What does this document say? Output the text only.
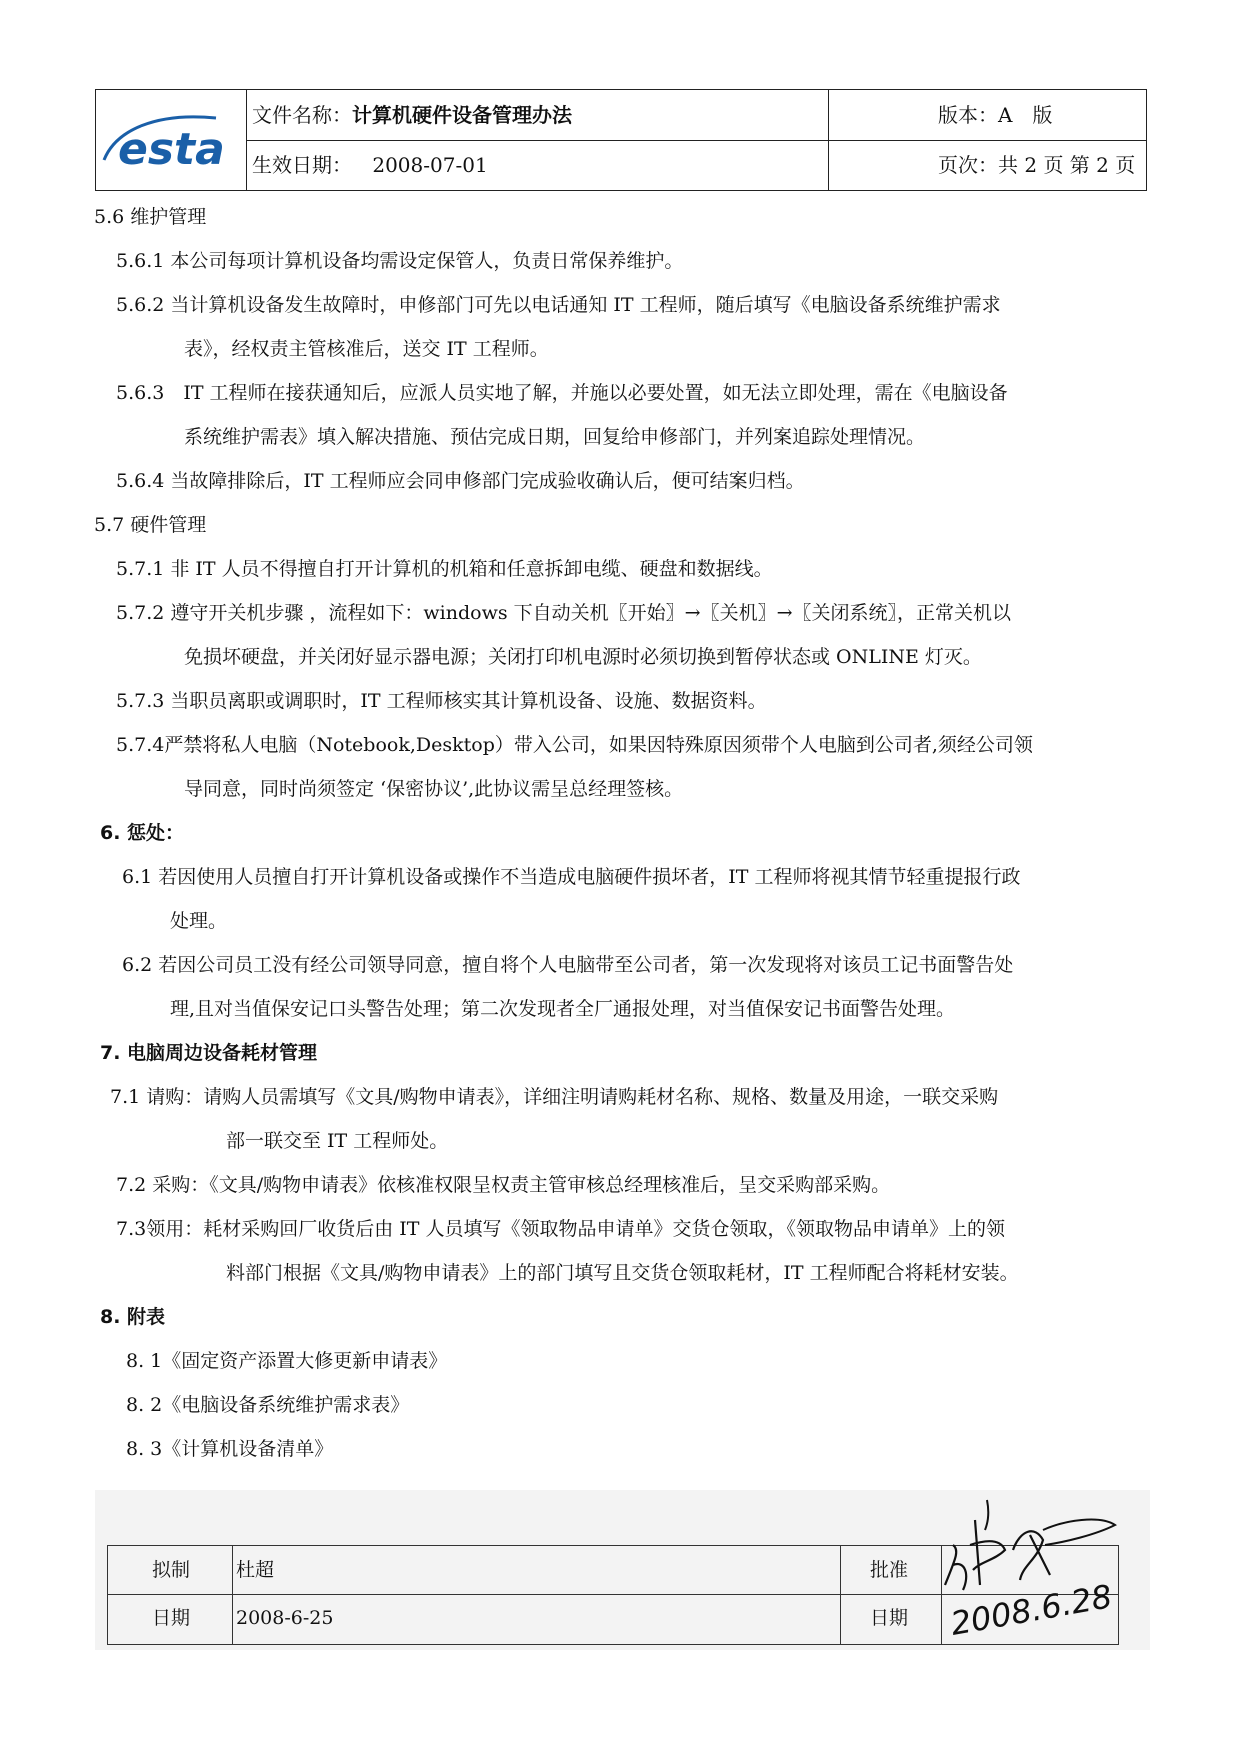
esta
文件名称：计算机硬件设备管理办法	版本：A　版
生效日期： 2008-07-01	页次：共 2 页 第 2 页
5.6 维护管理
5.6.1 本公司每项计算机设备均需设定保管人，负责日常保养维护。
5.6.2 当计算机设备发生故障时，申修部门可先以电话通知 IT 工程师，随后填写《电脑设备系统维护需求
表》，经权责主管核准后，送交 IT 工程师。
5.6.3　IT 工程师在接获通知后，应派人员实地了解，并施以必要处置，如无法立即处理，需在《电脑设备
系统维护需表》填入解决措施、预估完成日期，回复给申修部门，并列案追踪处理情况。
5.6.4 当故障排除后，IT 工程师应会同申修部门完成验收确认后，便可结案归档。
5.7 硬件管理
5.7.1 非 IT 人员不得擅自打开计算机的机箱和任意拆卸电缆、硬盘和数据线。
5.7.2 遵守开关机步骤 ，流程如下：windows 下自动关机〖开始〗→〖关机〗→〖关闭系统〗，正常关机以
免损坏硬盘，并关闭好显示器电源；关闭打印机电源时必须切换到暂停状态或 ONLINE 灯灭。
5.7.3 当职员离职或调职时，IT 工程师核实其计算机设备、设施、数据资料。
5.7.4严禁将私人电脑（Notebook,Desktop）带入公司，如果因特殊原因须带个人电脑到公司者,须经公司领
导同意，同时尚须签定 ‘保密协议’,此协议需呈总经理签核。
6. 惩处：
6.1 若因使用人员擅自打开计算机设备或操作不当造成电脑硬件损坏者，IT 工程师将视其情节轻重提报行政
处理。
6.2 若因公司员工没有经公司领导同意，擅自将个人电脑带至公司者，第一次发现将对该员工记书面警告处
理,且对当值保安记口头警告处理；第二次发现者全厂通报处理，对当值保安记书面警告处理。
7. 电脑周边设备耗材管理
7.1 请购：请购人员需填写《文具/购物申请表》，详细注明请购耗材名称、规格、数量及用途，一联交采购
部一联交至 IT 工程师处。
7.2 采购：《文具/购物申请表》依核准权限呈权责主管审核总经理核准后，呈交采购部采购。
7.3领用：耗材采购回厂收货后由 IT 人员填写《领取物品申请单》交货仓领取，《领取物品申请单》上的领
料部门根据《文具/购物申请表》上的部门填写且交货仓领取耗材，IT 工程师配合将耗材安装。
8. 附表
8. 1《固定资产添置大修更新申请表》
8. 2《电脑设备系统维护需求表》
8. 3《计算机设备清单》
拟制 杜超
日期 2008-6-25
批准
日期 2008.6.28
---
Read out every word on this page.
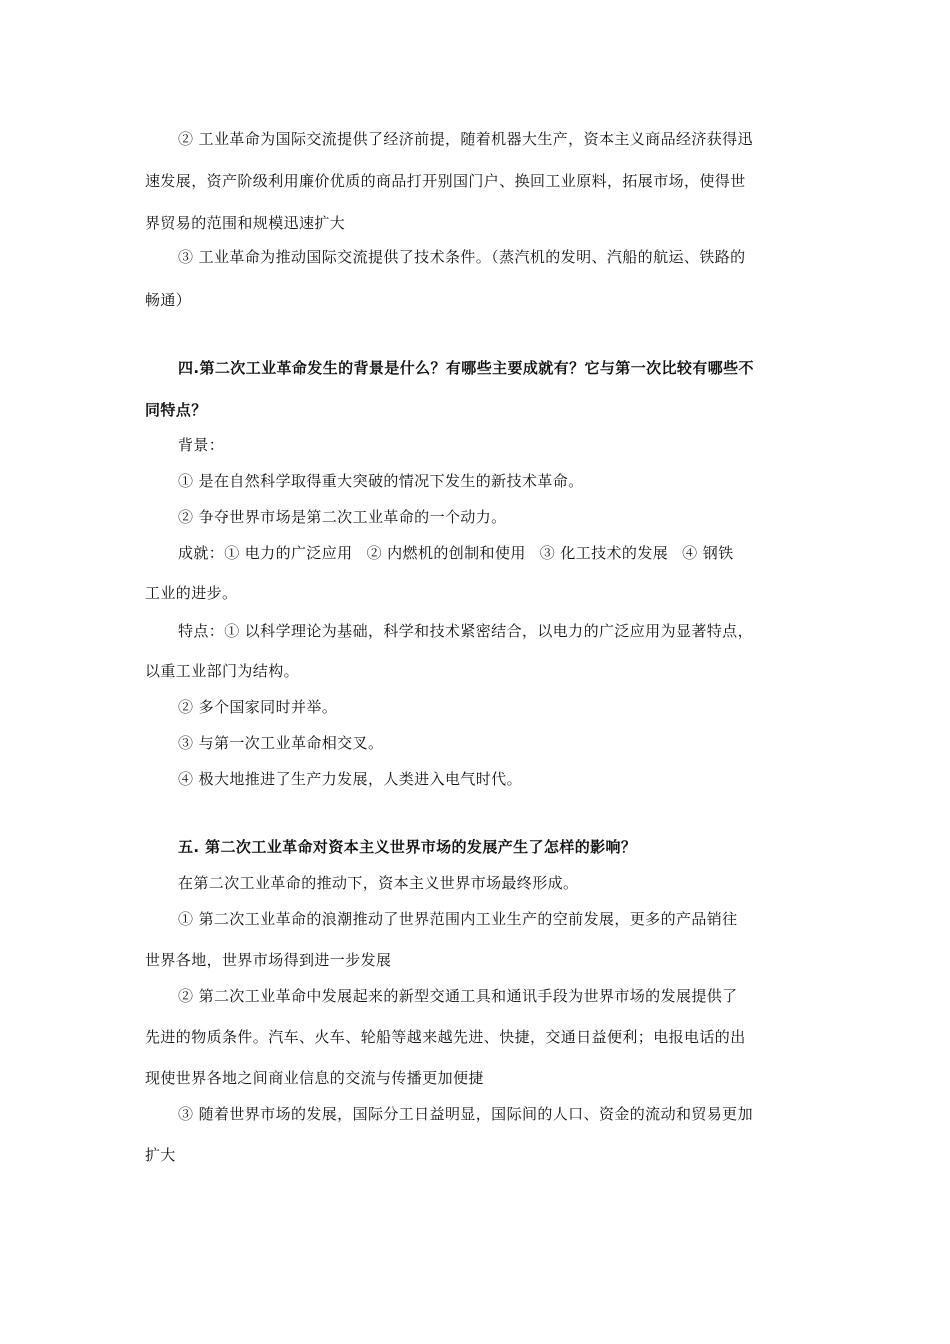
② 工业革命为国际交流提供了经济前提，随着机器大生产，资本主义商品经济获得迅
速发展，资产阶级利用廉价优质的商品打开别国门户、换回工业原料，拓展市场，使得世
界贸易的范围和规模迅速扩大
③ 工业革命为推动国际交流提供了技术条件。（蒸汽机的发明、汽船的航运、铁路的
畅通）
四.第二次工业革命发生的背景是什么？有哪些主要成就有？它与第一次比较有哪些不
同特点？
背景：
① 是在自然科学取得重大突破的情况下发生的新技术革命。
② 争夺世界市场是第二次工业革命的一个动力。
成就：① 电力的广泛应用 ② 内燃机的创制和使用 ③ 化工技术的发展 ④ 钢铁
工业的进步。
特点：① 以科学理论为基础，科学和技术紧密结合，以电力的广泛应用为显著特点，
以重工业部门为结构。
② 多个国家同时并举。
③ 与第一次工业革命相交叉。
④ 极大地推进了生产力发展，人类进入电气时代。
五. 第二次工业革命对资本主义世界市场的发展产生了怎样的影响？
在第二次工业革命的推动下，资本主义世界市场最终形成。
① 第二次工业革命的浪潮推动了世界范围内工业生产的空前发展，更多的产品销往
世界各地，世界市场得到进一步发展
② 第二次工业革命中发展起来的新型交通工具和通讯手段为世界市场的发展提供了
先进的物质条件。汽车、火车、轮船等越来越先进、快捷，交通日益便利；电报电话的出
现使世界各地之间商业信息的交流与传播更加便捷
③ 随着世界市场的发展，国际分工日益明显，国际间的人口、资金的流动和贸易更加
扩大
--
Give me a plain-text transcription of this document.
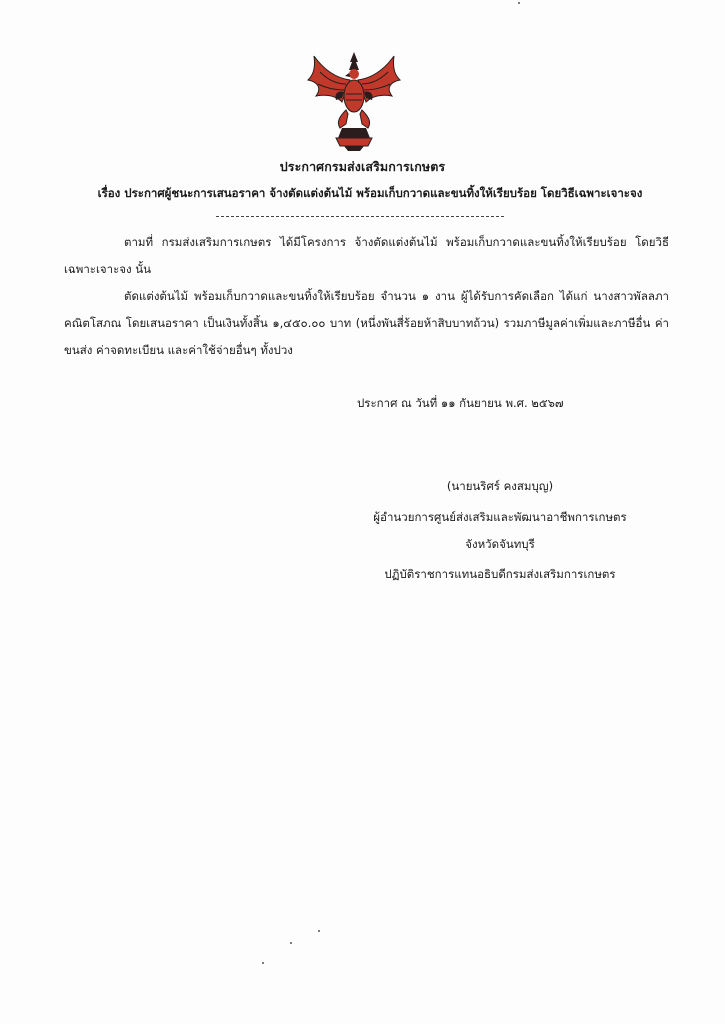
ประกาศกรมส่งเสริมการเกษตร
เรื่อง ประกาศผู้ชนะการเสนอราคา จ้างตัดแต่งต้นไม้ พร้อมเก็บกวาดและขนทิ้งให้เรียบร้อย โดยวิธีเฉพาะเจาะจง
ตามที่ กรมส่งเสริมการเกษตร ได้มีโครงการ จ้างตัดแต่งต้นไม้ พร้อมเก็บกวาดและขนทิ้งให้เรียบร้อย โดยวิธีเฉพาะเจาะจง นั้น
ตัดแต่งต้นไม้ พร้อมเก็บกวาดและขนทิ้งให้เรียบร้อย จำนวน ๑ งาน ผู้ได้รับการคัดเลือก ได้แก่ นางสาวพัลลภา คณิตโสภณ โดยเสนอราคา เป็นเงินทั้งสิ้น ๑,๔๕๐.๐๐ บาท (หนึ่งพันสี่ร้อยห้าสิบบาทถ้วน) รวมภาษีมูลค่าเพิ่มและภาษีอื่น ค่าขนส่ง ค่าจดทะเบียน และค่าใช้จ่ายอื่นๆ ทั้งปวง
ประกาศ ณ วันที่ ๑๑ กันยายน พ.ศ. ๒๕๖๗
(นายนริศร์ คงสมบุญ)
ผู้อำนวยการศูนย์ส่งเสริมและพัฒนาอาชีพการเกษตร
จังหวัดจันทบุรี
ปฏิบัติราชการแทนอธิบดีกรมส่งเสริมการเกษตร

[DIRECTIONS FOR THIS TASK]: Determine how many lines in the data above contain the string "text". Give nothing except the number.

[SOLUTION FOR THIS EXERCISE]: 2